## PROBLEM
Below are the records; pull every line that includes "subtitle".

## DATA TO PROCESS
****
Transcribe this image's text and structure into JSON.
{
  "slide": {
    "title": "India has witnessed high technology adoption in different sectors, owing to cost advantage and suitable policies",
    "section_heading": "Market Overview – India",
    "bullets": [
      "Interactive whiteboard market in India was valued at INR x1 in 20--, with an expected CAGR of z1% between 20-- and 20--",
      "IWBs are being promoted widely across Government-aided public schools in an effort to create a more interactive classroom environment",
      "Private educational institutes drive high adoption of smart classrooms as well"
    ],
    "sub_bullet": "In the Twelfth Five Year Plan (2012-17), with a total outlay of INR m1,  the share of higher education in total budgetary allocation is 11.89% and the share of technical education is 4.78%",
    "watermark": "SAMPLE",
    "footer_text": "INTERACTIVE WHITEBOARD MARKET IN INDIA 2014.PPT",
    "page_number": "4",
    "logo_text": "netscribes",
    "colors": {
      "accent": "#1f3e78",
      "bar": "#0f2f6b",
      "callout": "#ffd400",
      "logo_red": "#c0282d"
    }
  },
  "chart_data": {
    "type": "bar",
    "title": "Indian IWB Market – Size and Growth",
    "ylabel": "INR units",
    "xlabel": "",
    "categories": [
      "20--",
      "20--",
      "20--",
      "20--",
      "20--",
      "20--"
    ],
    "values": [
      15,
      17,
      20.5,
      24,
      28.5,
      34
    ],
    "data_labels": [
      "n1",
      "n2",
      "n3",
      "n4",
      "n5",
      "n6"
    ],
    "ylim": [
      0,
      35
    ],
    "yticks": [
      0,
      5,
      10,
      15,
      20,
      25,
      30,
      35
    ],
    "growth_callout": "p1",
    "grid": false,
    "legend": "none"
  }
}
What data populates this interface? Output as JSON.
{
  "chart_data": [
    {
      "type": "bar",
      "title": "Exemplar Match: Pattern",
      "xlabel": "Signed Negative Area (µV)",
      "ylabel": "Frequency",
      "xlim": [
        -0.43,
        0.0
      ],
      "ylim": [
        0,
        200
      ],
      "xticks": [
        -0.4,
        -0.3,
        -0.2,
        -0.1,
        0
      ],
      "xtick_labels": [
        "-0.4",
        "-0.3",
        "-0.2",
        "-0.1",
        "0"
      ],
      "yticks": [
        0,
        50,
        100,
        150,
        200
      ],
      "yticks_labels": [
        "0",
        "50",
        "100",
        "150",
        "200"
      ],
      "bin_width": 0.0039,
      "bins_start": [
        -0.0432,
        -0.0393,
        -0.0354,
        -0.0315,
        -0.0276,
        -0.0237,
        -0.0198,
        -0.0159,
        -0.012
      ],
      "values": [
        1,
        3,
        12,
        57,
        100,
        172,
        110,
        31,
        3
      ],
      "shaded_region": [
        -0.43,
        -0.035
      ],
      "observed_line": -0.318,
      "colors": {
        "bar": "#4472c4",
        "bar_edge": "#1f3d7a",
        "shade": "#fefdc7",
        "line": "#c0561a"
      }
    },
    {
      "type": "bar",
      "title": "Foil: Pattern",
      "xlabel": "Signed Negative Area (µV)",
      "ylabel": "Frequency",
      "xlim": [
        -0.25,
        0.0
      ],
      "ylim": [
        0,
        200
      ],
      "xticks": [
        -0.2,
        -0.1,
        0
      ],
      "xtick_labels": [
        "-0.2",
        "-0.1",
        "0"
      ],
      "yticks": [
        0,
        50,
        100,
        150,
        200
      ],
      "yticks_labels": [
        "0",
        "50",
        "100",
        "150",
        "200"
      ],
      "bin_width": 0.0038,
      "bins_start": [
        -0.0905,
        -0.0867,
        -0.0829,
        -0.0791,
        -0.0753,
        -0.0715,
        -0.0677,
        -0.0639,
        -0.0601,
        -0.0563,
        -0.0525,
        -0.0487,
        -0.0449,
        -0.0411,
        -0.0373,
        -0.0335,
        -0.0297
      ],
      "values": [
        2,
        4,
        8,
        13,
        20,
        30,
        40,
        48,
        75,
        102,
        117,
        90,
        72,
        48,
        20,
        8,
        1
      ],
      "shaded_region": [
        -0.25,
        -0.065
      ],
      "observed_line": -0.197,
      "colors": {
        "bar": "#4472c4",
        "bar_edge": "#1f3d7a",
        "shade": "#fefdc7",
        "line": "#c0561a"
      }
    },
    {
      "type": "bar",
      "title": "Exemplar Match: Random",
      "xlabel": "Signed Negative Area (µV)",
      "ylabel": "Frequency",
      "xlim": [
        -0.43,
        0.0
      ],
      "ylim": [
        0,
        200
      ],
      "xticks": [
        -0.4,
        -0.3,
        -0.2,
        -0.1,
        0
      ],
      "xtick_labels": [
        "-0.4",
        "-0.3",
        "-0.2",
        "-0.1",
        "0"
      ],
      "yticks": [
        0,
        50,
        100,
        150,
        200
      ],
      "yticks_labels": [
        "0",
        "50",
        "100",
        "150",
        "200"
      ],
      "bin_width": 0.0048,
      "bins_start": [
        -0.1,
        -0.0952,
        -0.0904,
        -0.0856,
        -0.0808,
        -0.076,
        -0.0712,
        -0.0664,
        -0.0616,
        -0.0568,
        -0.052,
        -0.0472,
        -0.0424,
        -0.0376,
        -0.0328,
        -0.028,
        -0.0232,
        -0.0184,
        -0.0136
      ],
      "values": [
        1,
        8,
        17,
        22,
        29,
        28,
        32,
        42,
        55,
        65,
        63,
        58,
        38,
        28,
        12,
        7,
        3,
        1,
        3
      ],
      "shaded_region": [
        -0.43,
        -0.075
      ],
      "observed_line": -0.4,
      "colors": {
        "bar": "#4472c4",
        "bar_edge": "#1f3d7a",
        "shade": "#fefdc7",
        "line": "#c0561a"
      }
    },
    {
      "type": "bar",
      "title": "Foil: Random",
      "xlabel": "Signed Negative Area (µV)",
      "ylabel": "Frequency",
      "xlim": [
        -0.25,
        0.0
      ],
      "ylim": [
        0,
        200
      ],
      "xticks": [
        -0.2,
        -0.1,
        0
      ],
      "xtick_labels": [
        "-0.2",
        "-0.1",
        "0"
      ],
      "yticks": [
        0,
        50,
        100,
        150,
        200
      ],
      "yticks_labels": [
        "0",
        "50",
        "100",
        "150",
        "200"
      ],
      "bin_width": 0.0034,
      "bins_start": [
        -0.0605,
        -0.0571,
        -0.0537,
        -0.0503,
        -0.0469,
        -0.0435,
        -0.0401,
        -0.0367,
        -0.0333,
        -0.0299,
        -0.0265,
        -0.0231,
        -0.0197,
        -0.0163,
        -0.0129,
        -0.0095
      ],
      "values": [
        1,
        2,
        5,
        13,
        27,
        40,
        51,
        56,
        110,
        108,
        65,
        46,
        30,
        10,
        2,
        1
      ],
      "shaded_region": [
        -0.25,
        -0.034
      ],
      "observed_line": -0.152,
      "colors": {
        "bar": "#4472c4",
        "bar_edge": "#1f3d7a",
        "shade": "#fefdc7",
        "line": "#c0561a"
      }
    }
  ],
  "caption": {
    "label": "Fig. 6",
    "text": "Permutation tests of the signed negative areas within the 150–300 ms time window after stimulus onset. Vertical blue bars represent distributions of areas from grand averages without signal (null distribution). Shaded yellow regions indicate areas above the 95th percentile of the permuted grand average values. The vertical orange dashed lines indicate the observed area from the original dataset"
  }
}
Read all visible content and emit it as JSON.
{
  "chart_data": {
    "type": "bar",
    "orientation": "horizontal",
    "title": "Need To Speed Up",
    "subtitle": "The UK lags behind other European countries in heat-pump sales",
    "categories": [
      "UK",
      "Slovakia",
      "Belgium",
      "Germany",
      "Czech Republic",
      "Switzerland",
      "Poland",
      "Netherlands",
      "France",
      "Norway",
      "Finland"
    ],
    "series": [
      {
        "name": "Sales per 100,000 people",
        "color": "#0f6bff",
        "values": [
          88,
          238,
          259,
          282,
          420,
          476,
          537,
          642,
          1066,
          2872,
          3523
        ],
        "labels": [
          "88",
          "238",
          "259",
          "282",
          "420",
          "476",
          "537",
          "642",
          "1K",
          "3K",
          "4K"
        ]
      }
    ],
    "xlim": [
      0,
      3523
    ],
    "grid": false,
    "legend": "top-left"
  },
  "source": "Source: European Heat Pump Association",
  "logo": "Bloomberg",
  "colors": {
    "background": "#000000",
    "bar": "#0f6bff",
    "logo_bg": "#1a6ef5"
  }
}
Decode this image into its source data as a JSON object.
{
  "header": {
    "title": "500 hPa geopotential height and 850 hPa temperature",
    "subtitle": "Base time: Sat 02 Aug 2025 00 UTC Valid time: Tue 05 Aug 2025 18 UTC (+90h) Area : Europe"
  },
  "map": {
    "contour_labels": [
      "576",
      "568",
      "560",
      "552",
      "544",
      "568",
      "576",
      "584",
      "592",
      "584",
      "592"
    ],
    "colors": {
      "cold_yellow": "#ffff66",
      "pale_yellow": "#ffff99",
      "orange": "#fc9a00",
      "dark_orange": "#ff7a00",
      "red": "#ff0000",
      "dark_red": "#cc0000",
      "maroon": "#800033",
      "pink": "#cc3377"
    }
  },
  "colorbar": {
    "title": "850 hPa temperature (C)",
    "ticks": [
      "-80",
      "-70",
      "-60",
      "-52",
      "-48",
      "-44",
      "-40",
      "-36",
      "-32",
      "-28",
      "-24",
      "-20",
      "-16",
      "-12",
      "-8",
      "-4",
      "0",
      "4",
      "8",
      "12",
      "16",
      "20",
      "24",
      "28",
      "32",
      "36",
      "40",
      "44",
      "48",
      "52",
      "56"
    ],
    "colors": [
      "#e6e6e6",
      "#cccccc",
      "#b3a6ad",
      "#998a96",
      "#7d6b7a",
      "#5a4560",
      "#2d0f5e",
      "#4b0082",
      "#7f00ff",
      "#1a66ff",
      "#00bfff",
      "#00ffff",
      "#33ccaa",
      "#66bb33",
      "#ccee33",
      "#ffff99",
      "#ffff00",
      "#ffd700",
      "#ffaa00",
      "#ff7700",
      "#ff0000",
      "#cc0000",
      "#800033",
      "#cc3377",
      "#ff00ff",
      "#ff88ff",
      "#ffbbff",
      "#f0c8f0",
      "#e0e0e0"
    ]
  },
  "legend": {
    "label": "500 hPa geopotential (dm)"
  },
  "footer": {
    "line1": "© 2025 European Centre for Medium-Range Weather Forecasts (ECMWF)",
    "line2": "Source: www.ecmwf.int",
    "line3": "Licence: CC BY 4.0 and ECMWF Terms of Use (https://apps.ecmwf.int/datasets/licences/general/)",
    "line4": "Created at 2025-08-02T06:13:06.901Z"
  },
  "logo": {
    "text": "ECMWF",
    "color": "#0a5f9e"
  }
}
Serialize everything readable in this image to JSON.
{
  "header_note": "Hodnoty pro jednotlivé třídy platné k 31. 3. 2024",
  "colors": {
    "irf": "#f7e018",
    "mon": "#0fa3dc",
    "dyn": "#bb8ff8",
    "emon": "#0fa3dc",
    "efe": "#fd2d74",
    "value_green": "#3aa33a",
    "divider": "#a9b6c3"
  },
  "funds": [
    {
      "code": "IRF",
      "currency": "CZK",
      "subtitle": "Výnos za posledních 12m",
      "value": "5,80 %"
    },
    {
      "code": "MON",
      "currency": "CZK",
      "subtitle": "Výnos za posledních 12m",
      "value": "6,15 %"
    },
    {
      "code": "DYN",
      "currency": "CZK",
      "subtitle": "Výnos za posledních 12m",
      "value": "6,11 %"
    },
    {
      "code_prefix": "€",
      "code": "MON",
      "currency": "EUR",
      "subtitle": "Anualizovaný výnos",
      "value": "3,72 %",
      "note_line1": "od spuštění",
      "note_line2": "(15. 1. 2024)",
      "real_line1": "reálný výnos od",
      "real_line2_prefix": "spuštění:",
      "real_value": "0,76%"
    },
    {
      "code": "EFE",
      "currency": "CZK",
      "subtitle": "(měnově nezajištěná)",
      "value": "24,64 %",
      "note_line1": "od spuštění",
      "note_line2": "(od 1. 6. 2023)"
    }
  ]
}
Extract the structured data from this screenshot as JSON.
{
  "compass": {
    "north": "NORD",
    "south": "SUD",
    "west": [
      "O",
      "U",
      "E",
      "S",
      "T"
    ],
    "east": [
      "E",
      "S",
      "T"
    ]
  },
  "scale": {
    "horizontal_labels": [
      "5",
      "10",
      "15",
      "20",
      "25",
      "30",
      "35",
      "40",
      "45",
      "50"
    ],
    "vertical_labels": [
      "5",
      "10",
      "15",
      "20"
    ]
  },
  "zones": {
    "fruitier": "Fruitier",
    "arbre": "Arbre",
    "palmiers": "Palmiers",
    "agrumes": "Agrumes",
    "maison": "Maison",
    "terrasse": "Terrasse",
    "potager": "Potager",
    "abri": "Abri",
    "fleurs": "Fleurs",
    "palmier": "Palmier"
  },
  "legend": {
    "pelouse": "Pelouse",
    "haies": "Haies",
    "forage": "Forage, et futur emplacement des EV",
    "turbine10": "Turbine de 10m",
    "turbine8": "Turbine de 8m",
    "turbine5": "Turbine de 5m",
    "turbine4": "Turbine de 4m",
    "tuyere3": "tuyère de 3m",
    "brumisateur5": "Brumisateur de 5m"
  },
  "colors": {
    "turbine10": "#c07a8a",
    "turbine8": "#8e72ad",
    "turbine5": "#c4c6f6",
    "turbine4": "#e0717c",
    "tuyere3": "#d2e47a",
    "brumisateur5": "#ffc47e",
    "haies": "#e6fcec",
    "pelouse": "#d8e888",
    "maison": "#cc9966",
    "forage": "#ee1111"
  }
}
****
## EXERCISE RESULT
    "subtitle": "The UK lags behind other European countries in heat-pump sales",
    "subtitle": "Base time: Sat 02 Aug 2025 00 UTC Valid time: Tue 05 Aug 2025 18 UTC (+90h) Area : Europe"
      "subtitle": "Výnos za posledních 12m",
      "subtitle": "Výnos za posledních 12m",
      "subtitle": "Výnos za posledních 12m",
      "subtitle": "Anualizovaný výnos",
      "subtitle": "(měnově nezajištěná)",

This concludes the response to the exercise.